YOUR GOAL ▸
Write out the entire listing below exactly as it appears, minus any pictures.

- - - - - - -

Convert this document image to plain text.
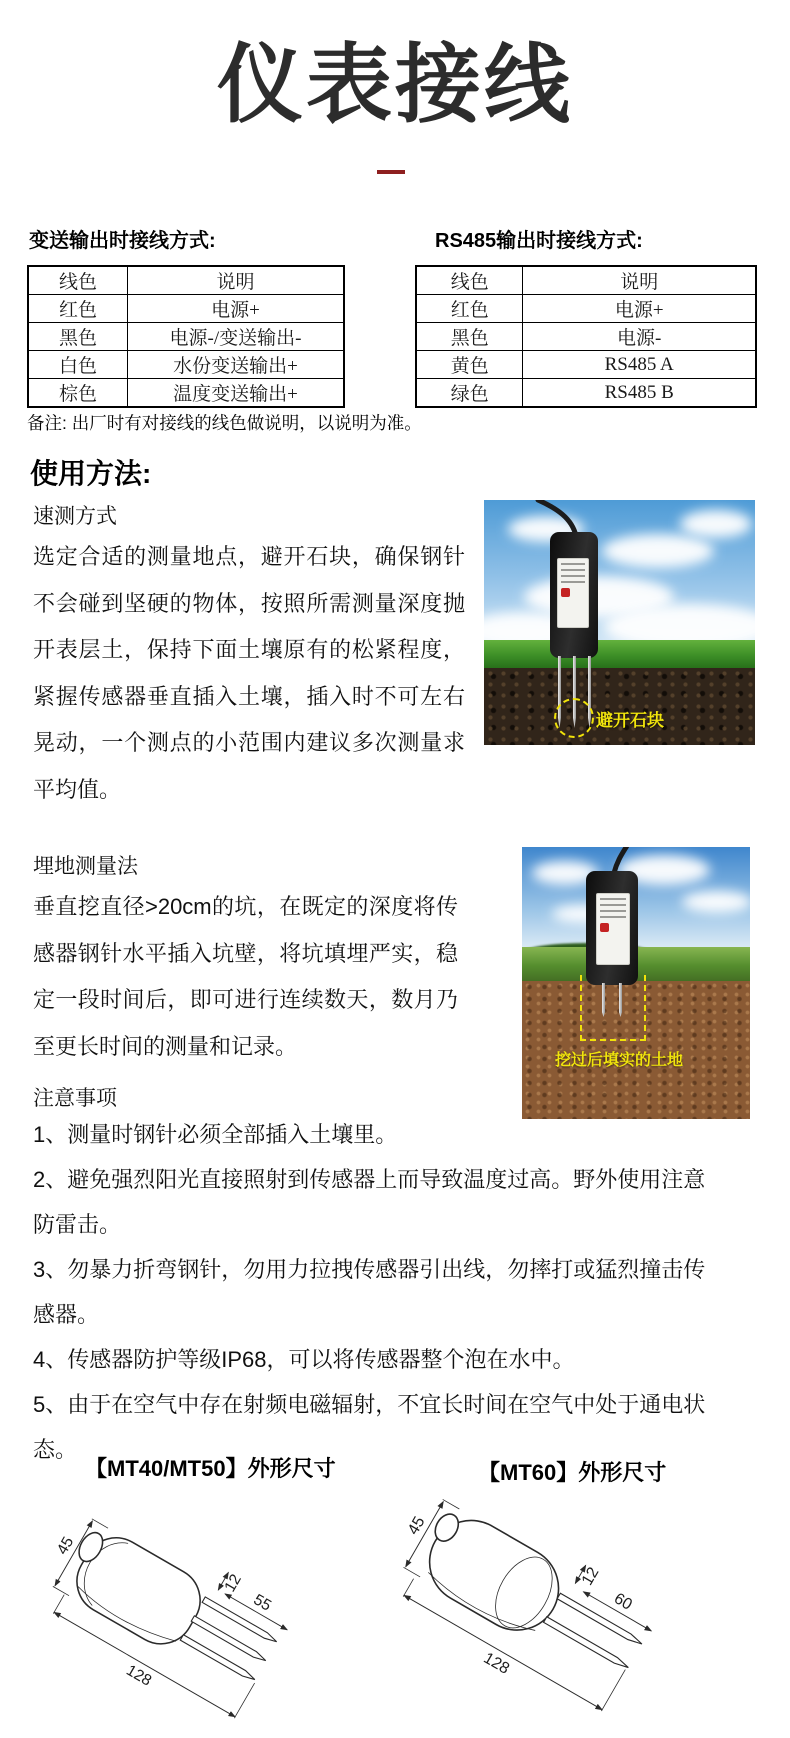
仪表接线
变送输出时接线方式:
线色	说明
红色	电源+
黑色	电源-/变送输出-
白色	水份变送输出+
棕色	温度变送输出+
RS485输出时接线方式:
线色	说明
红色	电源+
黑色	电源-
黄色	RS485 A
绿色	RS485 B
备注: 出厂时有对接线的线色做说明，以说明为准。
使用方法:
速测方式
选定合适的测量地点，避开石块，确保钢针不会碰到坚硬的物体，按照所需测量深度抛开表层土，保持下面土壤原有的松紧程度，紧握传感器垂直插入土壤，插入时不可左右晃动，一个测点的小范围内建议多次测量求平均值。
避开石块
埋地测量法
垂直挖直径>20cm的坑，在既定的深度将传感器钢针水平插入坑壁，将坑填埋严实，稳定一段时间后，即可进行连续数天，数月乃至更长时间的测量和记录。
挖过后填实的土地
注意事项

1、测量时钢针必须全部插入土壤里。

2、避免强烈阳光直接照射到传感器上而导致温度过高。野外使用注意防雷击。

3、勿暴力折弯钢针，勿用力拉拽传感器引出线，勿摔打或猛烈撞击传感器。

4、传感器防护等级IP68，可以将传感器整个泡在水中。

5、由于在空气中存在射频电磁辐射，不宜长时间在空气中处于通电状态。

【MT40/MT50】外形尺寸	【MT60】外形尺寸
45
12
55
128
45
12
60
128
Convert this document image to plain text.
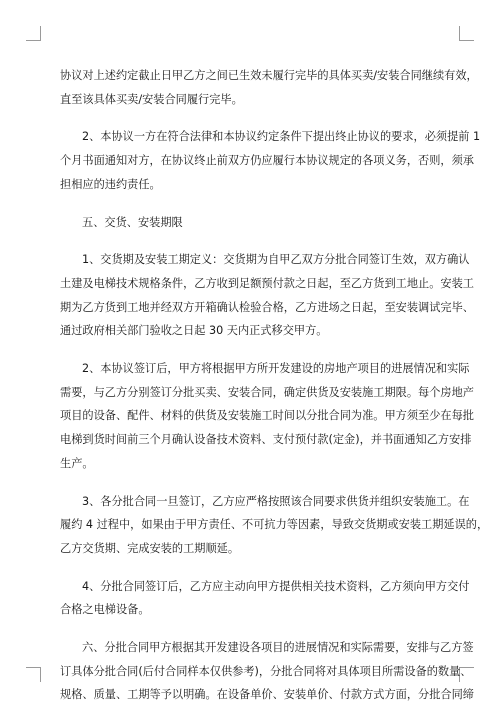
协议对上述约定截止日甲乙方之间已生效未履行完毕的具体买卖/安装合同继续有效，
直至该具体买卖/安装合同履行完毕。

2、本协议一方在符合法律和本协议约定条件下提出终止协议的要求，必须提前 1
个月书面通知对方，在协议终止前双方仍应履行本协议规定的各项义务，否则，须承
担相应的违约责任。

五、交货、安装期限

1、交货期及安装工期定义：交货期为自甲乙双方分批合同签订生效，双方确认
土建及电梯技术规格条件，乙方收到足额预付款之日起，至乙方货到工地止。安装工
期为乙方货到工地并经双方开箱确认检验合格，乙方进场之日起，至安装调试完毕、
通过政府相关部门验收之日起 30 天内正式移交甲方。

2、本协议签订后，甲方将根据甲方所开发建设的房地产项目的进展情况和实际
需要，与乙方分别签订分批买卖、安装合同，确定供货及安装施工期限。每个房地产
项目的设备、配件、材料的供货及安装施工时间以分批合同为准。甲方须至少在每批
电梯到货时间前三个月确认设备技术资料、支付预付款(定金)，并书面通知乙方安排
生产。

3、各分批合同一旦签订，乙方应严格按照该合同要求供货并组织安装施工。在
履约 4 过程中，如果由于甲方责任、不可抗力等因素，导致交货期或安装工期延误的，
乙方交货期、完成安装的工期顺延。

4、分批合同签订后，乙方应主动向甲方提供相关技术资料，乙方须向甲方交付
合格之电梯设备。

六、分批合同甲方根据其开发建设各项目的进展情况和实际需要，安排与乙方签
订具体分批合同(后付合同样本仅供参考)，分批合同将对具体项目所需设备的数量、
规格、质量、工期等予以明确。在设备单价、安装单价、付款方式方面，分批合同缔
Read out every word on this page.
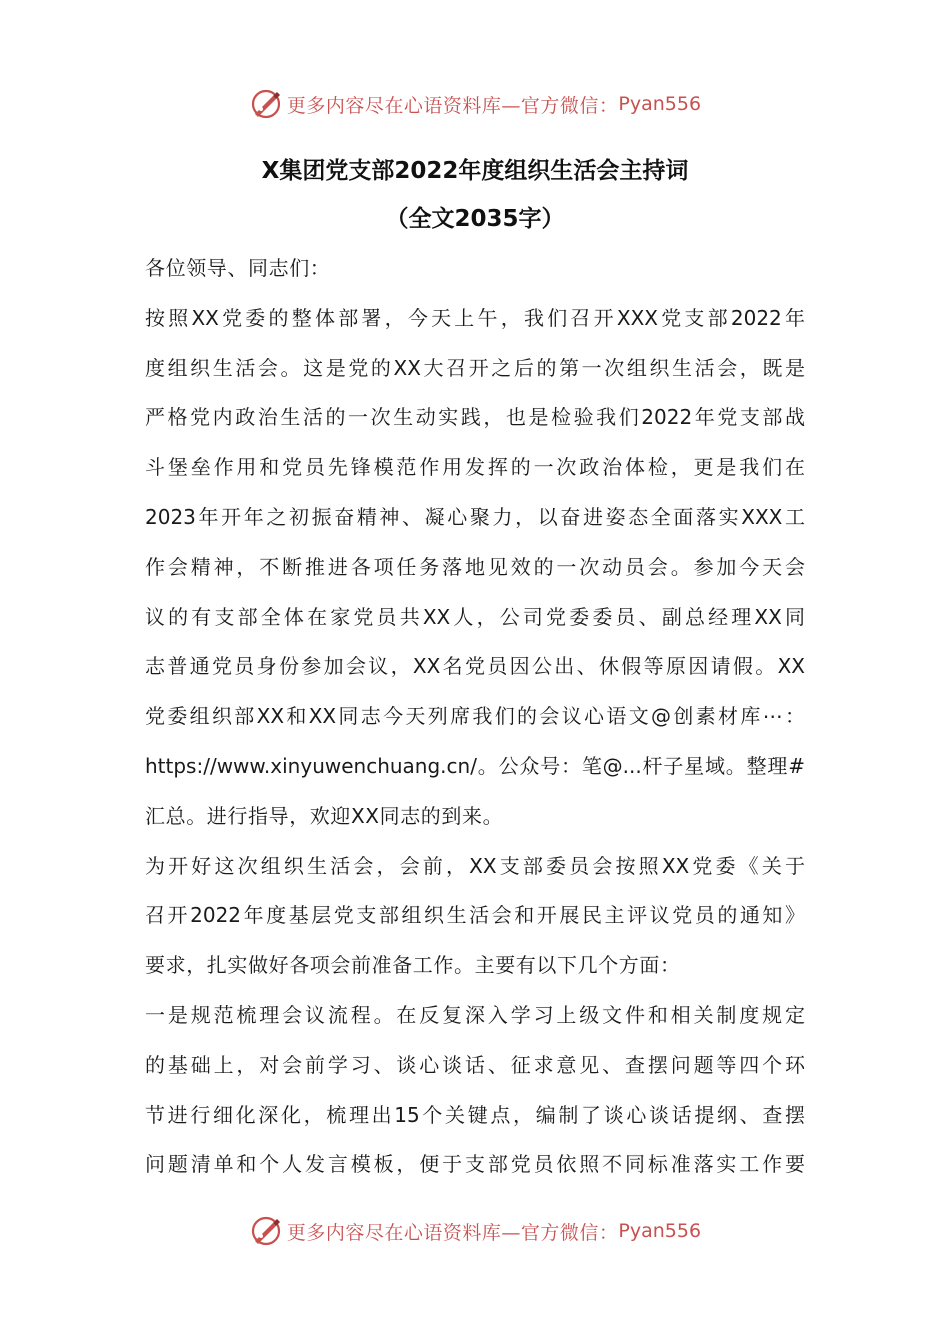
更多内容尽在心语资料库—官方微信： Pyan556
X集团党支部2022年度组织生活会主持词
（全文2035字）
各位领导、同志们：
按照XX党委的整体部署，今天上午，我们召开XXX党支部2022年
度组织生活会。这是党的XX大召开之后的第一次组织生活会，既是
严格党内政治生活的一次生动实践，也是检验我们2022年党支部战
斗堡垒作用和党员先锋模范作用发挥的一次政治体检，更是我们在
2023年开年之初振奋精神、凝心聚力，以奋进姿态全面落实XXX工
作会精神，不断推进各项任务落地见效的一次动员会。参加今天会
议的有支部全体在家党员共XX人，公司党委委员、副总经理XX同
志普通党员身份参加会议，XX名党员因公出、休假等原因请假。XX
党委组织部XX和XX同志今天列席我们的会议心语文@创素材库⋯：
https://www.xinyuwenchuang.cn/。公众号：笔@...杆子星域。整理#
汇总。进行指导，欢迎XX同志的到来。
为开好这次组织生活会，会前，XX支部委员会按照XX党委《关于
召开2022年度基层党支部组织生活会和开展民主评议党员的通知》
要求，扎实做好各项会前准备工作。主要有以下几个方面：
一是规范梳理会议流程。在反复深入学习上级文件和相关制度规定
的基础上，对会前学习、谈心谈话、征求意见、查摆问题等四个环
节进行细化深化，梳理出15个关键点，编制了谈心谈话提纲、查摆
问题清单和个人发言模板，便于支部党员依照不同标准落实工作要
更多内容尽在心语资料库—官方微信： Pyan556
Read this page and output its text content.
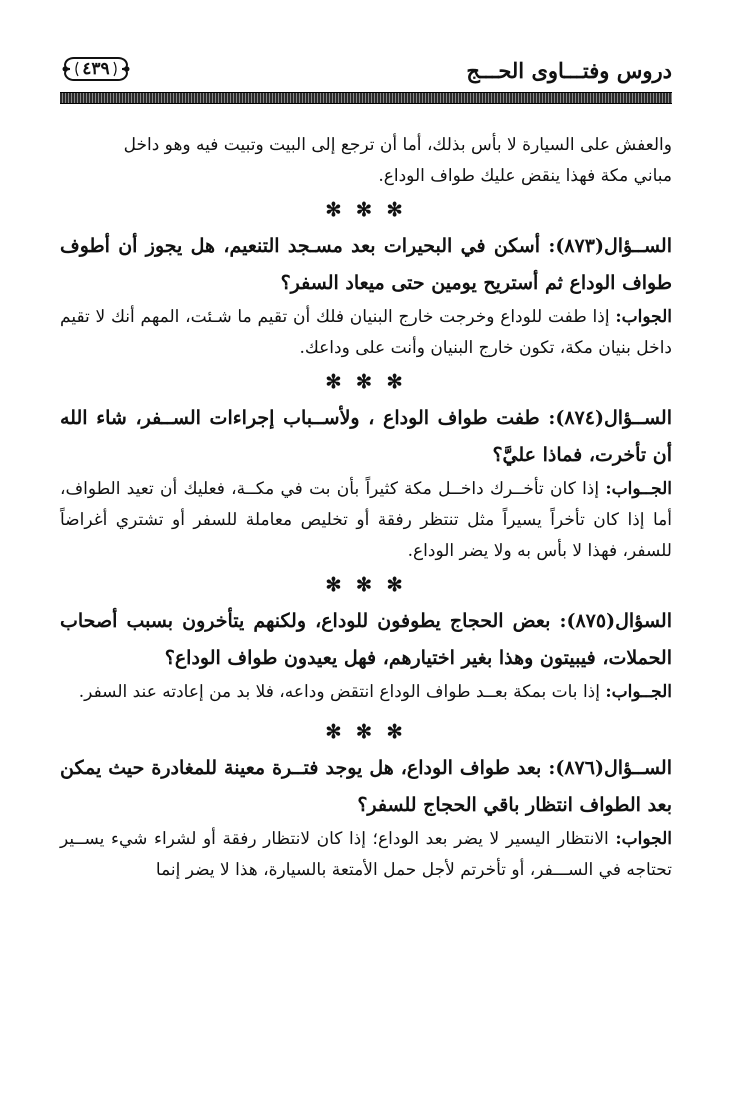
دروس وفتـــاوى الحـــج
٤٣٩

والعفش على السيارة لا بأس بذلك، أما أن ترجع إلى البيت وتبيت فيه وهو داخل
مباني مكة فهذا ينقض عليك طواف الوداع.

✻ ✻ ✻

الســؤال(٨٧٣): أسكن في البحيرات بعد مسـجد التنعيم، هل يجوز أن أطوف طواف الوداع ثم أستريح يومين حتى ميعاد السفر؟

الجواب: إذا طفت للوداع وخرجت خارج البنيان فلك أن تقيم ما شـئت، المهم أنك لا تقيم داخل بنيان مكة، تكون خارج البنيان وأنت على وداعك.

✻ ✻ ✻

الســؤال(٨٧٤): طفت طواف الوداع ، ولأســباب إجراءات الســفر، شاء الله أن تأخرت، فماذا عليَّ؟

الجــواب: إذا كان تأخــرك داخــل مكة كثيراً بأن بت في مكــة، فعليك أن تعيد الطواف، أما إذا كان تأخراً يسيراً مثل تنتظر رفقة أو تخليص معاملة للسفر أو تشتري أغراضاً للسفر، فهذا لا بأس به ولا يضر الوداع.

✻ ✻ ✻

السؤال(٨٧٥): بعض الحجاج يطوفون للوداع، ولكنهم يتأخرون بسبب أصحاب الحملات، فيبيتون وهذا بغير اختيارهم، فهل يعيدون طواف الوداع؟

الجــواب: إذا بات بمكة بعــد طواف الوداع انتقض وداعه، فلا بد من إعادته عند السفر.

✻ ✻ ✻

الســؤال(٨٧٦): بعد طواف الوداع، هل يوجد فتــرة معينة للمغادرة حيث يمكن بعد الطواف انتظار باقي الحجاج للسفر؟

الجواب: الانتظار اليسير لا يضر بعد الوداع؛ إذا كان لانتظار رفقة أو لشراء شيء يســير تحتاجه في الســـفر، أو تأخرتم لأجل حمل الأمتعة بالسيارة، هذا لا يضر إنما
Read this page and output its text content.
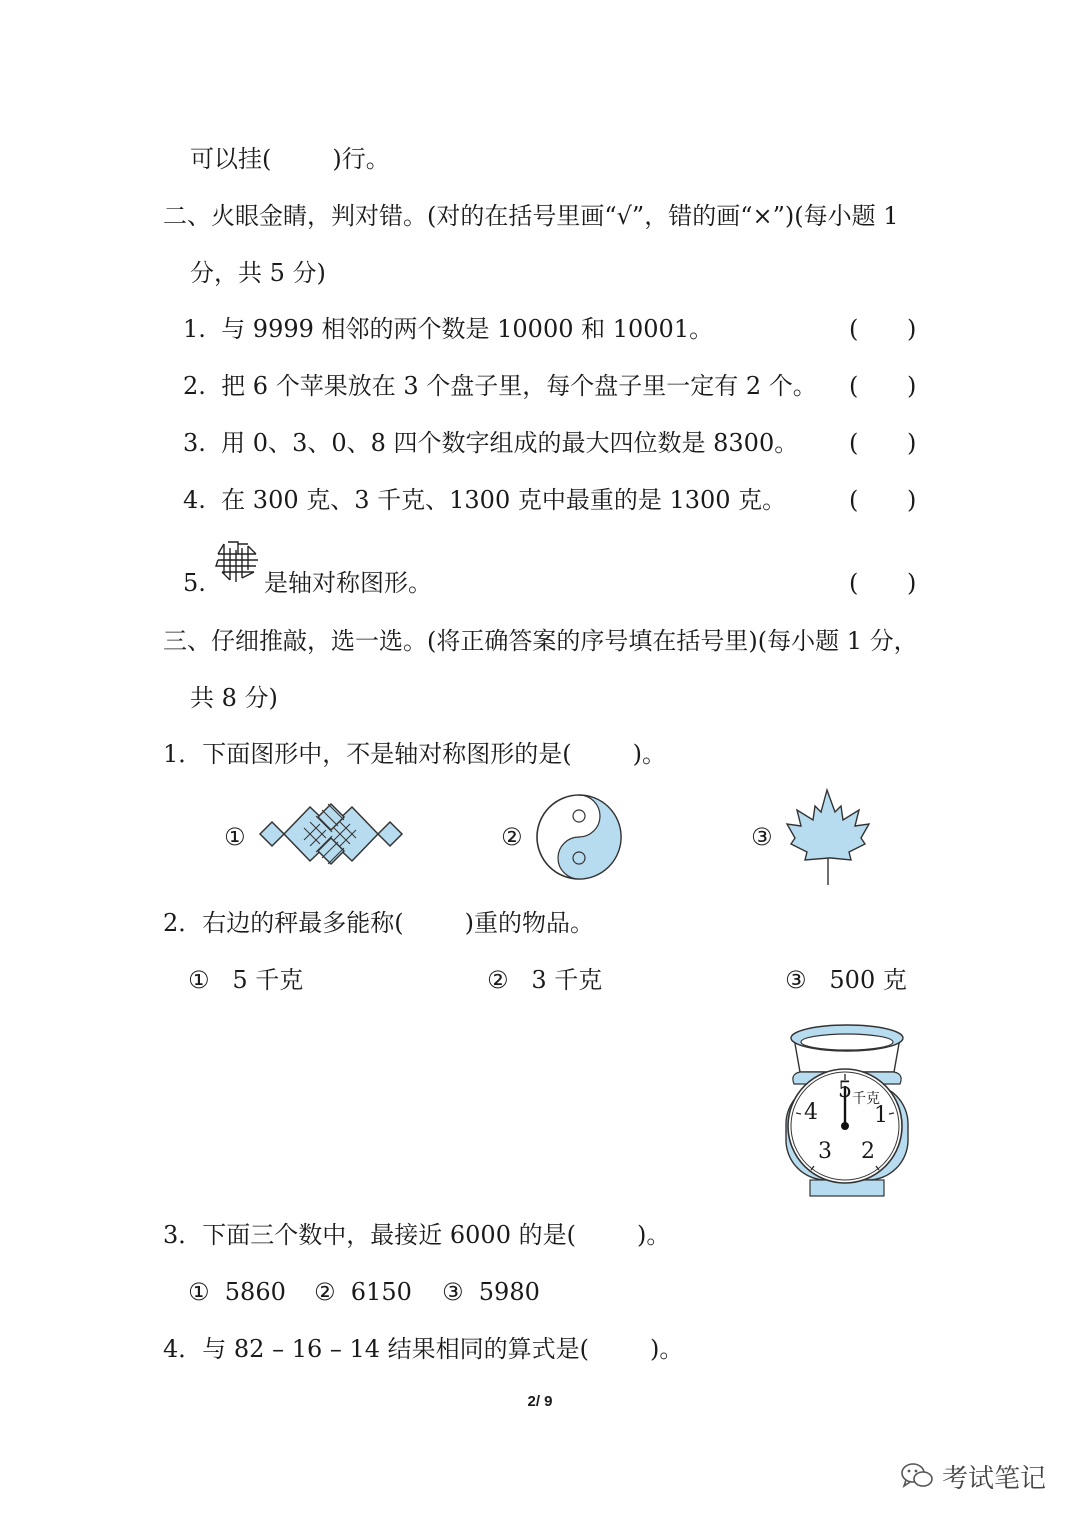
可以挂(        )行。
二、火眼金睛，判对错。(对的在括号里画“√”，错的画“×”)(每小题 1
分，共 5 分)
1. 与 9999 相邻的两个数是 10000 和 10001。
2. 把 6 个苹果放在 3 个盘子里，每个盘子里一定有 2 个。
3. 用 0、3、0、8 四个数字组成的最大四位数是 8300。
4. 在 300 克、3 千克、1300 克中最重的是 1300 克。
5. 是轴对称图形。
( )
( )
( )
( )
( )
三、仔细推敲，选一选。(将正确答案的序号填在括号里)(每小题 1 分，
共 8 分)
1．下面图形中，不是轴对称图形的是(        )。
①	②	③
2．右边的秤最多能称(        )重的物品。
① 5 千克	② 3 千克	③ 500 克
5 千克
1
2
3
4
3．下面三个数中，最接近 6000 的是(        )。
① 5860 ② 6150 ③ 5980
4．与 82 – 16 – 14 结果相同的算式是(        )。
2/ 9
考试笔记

- - - - - - -

ANSWER TO THE EXERCISE ▸
Convert this document image to plain text.
仪表接线
变送输出时接线方式:
线色	说明
红色	电源+
黑色	电源-/变送输出-
白色	水份变送输出+
棕色	温度变送输出+
RS485输出时接线方式:
线色	说明
红色	电源+
黑色	电源-
黄色	RS485 A
绿色	RS485 B
备注: 出厂时有对接线的线色做说明，以说明为准。
使用方法:
速测方式
选定合适的测量地点，避开石块，确保钢针不会碰到坚硬的物体，按照所需测量深度抛开表层土，保持下面土壤原有的松紧程度，紧握传感器垂直插入土壤，插入时不可左右晃动，一个测点的小范围内建议多次测量求平均值。
避开石块
埋地测量法
垂直挖直径>20cm的坑，在既定的深度将传感器钢针水平插入坑壁，将坑填埋严实，稳定一段时间后，即可进行连续数天，数月乃至更长时间的测量和记录。
挖过后填实的土地
注意事项

1、测量时钢针必须全部插入土壤里。

2、避免强烈阳光直接照射到传感器上而导致温度过高。野外使用注意防雷击。

3、勿暴力折弯钢针，勿用力拉拽传感器引出线，勿摔打或猛烈撞击传感器。

4、传感器防护等级IP68，可以将传感器整个泡在水中。

5、由于在空气中存在射频电磁辐射，不宜长时间在空气中处于通电状态。

【MT40/MT50】外形尺寸	【MT60】外形尺寸
45
12
55
128
45
12
60
128
Convert this document image to plain text.
协议对上述约定截止日甲乙方之间已生效未履行完毕的具体买卖/安装合同继续有效，
直至该具体买卖/安装合同履行完毕。

2、本协议一方在符合法律和本协议约定条件下提出终止协议的要求，必须提前 1
个月书面通知对方，在协议终止前双方仍应履行本协议规定的各项义务，否则，须承
担相应的违约责任。

五、交货、安装期限

1、交货期及安装工期定义：交货期为自甲乙双方分批合同签订生效，双方确认
土建及电梯技术规格条件，乙方收到足额预付款之日起，至乙方货到工地止。安装工
期为乙方货到工地并经双方开箱确认检验合格，乙方进场之日起，至安装调试完毕、
通过政府相关部门验收之日起 30 天内正式移交甲方。

2、本协议签订后，甲方将根据甲方所开发建设的房地产项目的进展情况和实际
需要，与乙方分别签订分批买卖、安装合同，确定供货及安装施工期限。每个房地产
项目的设备、配件、材料的供货及安装施工时间以分批合同为准。甲方须至少在每批
电梯到货时间前三个月确认设备技术资料、支付预付款(定金)，并书面通知乙方安排
生产。

3、各分批合同一旦签订，乙方应严格按照该合同要求供货并组织安装施工。在
履约 4 过程中，如果由于甲方责任、不可抗力等因素，导致交货期或安装工期延误的，
乙方交货期、完成安装的工期顺延。

4、分批合同签订后，乙方应主动向甲方提供相关技术资料，乙方须向甲方交付
合格之电梯设备。

六、分批合同甲方根据其开发建设各项目的进展情况和实际需要，安排与乙方签
订具体分批合同(后付合同样本仅供参考)，分批合同将对具体项目所需设备的数量、
规格、质量、工期等予以明确。在设备单价、安装单价、付款方式方面，分批合同缔
Read out every word on this page.
更多内容尽在心语资料库—官方微信： Pyan556
X集团党支部2022年度组织生活会主持词
（全文2035字）
各位领导、同志们：
按照XX党委的整体部署，今天上午，我们召开XXX党支部2022年
度组织生活会。这是党的XX大召开之后的第一次组织生活会，既是
严格党内政治生活的一次生动实践，也是检验我们2022年党支部战
斗堡垒作用和党员先锋模范作用发挥的一次政治体检，更是我们在
2023年开年之初振奋精神、凝心聚力，以奋进姿态全面落实XXX工
作会精神，不断推进各项任务落地见效的一次动员会。参加今天会
议的有支部全体在家党员共XX人，公司党委委员、副总经理XX同
志普通党员身份参加会议，XX名党员因公出、休假等原因请假。XX
党委组织部XX和XX同志今天列席我们的会议心语文@创素材库⋯：
https://www.xinyuwenchuang.cn/。公众号：笔@...杆子星域。整理#
汇总。进行指导，欢迎XX同志的到来。
为开好这次组织生活会，会前，XX支部委员会按照XX党委《关于
召开2022年度基层党支部组织生活会和开展民主评议党员的通知》
要求，扎实做好各项会前准备工作。主要有以下几个方面：
一是规范梳理会议流程。在反复深入学习上级文件和相关制度规定
的基础上，对会前学习、谈心谈话、征求意见、查摆问题等四个环
节进行细化深化，梳理出15个关键点，编制了谈心谈话提纲、查摆
问题清单和个人发言模板，便于支部党员依照不同标准落实工作要
更多内容尽在心语资料库—官方微信： Pyan556
Read this page and output its text content.
دروس وفتـــاوى الحـــج
٤٣٩

والعفش على السيارة لا بأس بذلك، أما أن ترجع إلى البيت وتبيت فيه وهو داخل
مباني مكة فهذا ينقض عليك طواف الوداع.

✻ ✻ ✻

الســؤال(٨٧٣): أسكن في البحيرات بعد مسـجد التنعيم، هل يجوز أن أطوف طواف الوداع ثم أستريح يومين حتى ميعاد السفر؟

الجواب: إذا طفت للوداع وخرجت خارج البنيان فلك أن تقيم ما شـئت، المهم أنك لا تقيم داخل بنيان مكة، تكون خارج البنيان وأنت على وداعك.

✻ ✻ ✻

الســؤال(٨٧٤): طفت طواف الوداع ، ولأســباب إجراءات الســفر، شاء الله أن تأخرت، فماذا عليَّ؟

الجــواب: إذا كان تأخــرك داخــل مكة كثيراً بأن بت في مكــة، فعليك أن تعيد الطواف، أما إذا كان تأخراً يسيراً مثل تنتظر رفقة أو تخليص معاملة للسفر أو تشتري أغراضاً للسفر، فهذا لا بأس به ولا يضر الوداع.

✻ ✻ ✻

السؤال(٨٧٥): بعض الحجاج يطوفون للوداع، ولكنهم يتأخرون بسبب أصحاب الحملات، فيبيتون وهذا بغير اختيارهم، فهل يعيدون طواف الوداع؟

الجــواب: إذا بات بمكة بعــد طواف الوداع انتقض وداعه، فلا بد من إعادته عند السفر.

✻ ✻ ✻

الســؤال(٨٧٦): بعد طواف الوداع، هل يوجد فتــرة معينة للمغادرة حيث يمكن بعد الطواف انتظار باقي الحجاج للسفر؟

الجواب: الانتظار اليسير لا يضر بعد الوداع؛ إذا كان لانتظار رفقة أو لشراء شيء يســير تحتاجه في الســـفر، أو تأخرتم لأجل حمل الأمتعة بالسيارة، هذا لا يضر إنما
Read this page and output its text content.
可以挂(        )行。
二、火眼金睛，判对错。(对的在括号里画“√”，错的画“×”)(每小题 1
分，共 5 分)
1. 与 9999 相邻的两个数是 10000 和 10001。
2. 把 6 个苹果放在 3 个盘子里，每个盘子里一定有 2 个。
3. 用 0、3、0、8 四个数字组成的最大四位数是 8300。
4. 在 300 克、3 千克、1300 克中最重的是 1300 克。
5. 是轴对称图形。
( )
( )
( )
( )
( )
三、仔细推敲，选一选。(将正确答案的序号填在括号里)(每小题 1 分，
共 8 分)
1．下面图形中，不是轴对称图形的是(        )。
①	②	③
2．右边的秤最多能称(        )重的物品。
① 5 千克	② 3 千克	③ 500 克
5 千克
1
2
3
4
3．下面三个数中，最接近 6000 的是(        )。
① 5860 ② 6150 ③ 5980
4．与 82 – 16 – 14 结果相同的算式是(        )。
2/ 9
考试笔记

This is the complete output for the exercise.